[Data excerpts]
○ ○ ○
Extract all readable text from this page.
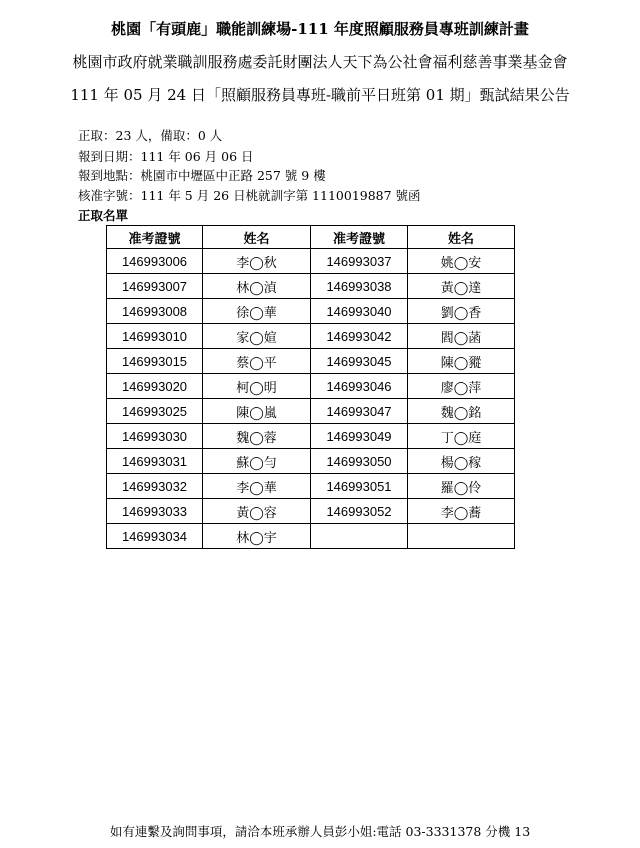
桃園「有頭鹿」職能訓練場-111 年度照顧服務員專班訓練計畫
桃園市政府就業職訓服務處委託財團法人天下為公社會福利慈善事業基金會
111 年 05 月 24 日「照顧服務員專班-職前平日班第 01 期」甄試結果公告
正取：23 人，備取：0 人
報到日期：111 年 06 月 06 日
報到地點：桃園市中壢區中正路 257 號 9 樓
核准字號：111 年 5 月 26 日桃就訓字第 1110019887 號函
正取名單
准考證號	姓名	准考證號	姓名
146993006	李◯秋	146993037	姚◯安
146993007	林◯湞	146993038	黃◯達
146993008	徐◯華	146993040	劉◯香
146993010	家◯媗	146993042	閻◯菡
146993015	蔡◯平	146993045	陳◯豵
146993020	柯◯明	146993046	廖◯萍
146993025	陳◯嵐	146993047	魏◯銘
146993030	魏◯蓉	146993049	丁◯庭
146993031	蘇◯勻	146993050	楊◯稼
146993032	李◯華	146993051	羅◯伶
146993033	黃◯容	146993052	李◯蕎
146993034	林◯宇		
如有連繫及詢問事項，請洽本班承辦人員彭小姐:電話 03-3331378 分機 13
○ ○ ○
▶ What you need to do: Give an exact reproduction of every line, leaving out any picture.

▶ In response:
Extract all readable text from this page.
桃園「有頭鹿」職能訓練場-111 年度照顧服務員專班訓練計畫
桃園市政府就業職訓服務處委託財團法人天下為公社會福利慈善事業基金會
111 年 05 月 24 日「照顧服務員專班-職前平日班第 01 期」甄試結果公告
正取：23 人，備取：0 人
報到日期：111 年 06 月 06 日
報到地點：桃園市中壢區中正路 257 號 9 樓
核准字號：111 年 5 月 26 日桃就訓字第 1110019887 號函
正取名單
准考證號	姓名	准考證號	姓名
146993006	李◯秋	146993037	姚◯安
146993007	林◯湞	146993038	黃◯達
146993008	徐◯華	146993040	劉◯香
146993010	家◯媗	146993042	閻◯菡
146993015	蔡◯平	146993045	陳◯豵
146993020	柯◯明	146993046	廖◯萍
146993025	陳◯嵐	146993047	魏◯銘
146993030	魏◯蓉	146993049	丁◯庭
146993031	蘇◯勻	146993050	楊◯稼
146993032	李◯華	146993051	羅◯伶
146993033	黃◯容	146993052	李◯蕎
146993034	林◯宇		
如有連繫及詢問事項，請洽本班承辦人員彭小姐:電話 03-3331378 分機 13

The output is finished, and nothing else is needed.